Instructions =>
[A] In the article on Equality Township, explain on what authority the township's area figures in the geography section are given.
[B] Resume the article on Equality Township after its last sentence.

=== Supplied passage ===

- Equality Township, Minnesota Location within the state of Minnesota Equality Township, Minnesota Equality Township, Minnesota (the United States)
- Coordinates: 47°54′50″N 95°45′49″W﻿ / ﻿47.91389°N 95.76361°W
- Country: United States
- State: Minnesota
- County: Red Lake

Area
- • Total: 47.7 sq mi (123.6 km^{2})
- • Land: 47.7 sq mi (123.6 km^{2})
- • Water: 0.039 sq mi (0.1 km^{2})
- Elevation: 1,161 ft (354 m)

Population (2000)
- • Total: 123
- • Density: 2.6/sq mi (1/km^{2})
- Time zone: UTC-6 (Central (CST))
- • Summer (DST): UTC-5 (CDT)
- FIPS code: 27-19502
- GNIS feature ID: 0664102

= Equality Township, Red Lake County, Minnesota =

Equality Township is a township in Red Lake County, Minnesota, United States. The population was 123 at the 2000 census.

==Geography==
According to the United States Census Bureau, the township has a total area of 47.7 sqmi, of which 47.7 sqmi is land and 0.04 sqmi (0.04%) is water.

=== Dataset ===

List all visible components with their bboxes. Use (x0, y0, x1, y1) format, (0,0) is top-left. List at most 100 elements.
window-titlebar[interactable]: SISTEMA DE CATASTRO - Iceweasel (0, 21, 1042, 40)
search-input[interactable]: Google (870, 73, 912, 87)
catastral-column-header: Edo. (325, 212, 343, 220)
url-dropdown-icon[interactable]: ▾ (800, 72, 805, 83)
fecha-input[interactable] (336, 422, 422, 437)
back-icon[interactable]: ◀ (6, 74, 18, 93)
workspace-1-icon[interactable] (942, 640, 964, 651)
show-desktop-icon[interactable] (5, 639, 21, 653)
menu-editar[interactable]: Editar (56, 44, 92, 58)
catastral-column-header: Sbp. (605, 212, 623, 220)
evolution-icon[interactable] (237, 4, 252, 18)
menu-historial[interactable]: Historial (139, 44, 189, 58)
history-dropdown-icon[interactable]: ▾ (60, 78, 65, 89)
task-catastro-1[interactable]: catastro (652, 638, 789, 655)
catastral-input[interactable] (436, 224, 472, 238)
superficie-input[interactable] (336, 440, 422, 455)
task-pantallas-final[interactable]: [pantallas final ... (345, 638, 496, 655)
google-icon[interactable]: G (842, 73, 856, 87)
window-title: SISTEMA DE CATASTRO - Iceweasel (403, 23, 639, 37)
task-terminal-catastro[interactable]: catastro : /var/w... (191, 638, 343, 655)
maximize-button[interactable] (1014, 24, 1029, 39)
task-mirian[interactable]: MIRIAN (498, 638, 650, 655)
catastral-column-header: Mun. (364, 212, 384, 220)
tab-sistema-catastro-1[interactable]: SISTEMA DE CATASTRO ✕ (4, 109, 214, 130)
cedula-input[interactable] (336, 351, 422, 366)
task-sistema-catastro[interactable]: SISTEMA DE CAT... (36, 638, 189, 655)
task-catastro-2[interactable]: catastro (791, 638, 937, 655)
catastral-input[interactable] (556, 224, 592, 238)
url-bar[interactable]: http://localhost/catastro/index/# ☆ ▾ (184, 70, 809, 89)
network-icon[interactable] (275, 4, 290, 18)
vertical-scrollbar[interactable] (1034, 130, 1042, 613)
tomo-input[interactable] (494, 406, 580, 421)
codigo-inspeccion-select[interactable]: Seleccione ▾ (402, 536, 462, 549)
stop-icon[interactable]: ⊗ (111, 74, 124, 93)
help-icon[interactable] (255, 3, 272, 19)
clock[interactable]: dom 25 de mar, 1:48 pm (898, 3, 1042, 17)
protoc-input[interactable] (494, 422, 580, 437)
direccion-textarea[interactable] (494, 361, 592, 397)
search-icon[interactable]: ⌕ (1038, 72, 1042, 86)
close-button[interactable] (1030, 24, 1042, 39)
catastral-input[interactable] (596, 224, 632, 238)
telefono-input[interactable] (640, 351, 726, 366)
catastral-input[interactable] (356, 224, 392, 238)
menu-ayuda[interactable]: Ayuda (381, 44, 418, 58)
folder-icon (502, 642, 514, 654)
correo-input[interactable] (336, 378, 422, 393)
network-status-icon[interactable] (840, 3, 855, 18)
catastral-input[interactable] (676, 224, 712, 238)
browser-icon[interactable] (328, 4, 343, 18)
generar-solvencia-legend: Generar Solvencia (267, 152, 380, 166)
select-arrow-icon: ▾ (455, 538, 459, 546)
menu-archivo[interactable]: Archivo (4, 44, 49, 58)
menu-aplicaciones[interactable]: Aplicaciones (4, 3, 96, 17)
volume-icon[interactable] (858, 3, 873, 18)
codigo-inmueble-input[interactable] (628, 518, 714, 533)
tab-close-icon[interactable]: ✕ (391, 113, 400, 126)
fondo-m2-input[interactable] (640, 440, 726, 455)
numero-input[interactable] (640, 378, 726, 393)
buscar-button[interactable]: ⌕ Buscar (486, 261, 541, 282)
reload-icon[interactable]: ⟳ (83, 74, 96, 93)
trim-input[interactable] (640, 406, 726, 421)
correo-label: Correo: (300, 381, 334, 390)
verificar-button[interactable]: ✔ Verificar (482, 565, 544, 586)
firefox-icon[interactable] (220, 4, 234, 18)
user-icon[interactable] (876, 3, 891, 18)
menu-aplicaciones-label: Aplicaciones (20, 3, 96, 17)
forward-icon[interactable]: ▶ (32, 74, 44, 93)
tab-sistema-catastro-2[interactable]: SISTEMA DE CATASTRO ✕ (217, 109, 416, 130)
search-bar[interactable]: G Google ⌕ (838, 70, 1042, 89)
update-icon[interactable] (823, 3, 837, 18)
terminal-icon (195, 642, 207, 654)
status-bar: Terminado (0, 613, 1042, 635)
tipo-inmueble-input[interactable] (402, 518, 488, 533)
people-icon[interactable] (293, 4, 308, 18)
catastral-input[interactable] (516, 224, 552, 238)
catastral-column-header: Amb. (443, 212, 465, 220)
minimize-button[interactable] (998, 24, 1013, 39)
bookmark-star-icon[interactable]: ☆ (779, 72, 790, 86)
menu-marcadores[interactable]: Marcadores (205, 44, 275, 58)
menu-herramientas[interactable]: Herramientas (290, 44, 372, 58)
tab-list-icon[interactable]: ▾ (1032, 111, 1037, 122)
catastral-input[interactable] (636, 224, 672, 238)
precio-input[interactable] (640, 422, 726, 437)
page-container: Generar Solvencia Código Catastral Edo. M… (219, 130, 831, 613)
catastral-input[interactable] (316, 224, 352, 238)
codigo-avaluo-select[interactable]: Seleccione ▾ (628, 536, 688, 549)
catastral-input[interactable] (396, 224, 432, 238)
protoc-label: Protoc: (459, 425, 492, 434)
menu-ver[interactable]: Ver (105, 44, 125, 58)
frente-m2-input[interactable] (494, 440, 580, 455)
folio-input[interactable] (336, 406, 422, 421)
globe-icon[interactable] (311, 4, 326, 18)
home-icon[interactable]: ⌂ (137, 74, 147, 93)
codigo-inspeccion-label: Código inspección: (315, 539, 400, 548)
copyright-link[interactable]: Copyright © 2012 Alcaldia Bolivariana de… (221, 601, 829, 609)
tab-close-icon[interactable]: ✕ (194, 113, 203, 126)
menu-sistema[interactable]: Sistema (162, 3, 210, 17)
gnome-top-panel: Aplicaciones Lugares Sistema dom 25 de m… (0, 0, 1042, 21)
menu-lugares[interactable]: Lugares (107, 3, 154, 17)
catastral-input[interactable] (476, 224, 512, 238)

===

Answer list =>
[A] The area figures are attributed to the United States Census Bureau. The geography section introduces them with "According to the United States Census Bureau," giving a total area of 47.7 square miles, of which 0.04 square miles is water.

[B]
==Demographics==
As of the census of 2000, there were 123 people, 50 households, and 34 families residing in the township. The population density was 2.6 PD/sqmi. There were 62 housing units at an average density of 1.3 /sqmi. The racial makeup of the township was 100.00% White.

There were 50 households, out of which 34.0% had children under the age of 18 living with them, 60.0% were married couples living together, 4.0% had a female householder with no husband present, and 32.0% were non-families. 30.0% of all households were made up of individuals, and 14.0% had someone living alone who was 65 years of age or older. The average household size was 2.46 and the average family size was 3.09.

In the township the population was spread out, with 29.3% under the age of 18, 4.9% from 18 to 24, 28.5% from 25 to 44, 18.7% from 45 to 64, and 18.7% who were 65 years of age or older. The median age was 36 years. For every 100 females, there were 146.0 males. For every 100 females age 18 and over, there were 141.7 males.

The median income for a household in the township was $31,250, and the median income for a family was $29,375. Males had a median income of $31,750 versus $18,125 for females. The per capita income for the township was $19,046. There were 14.3% of families and 9.8% of the population living below the poverty line, including no under eighteens and 14.3% of those over 64.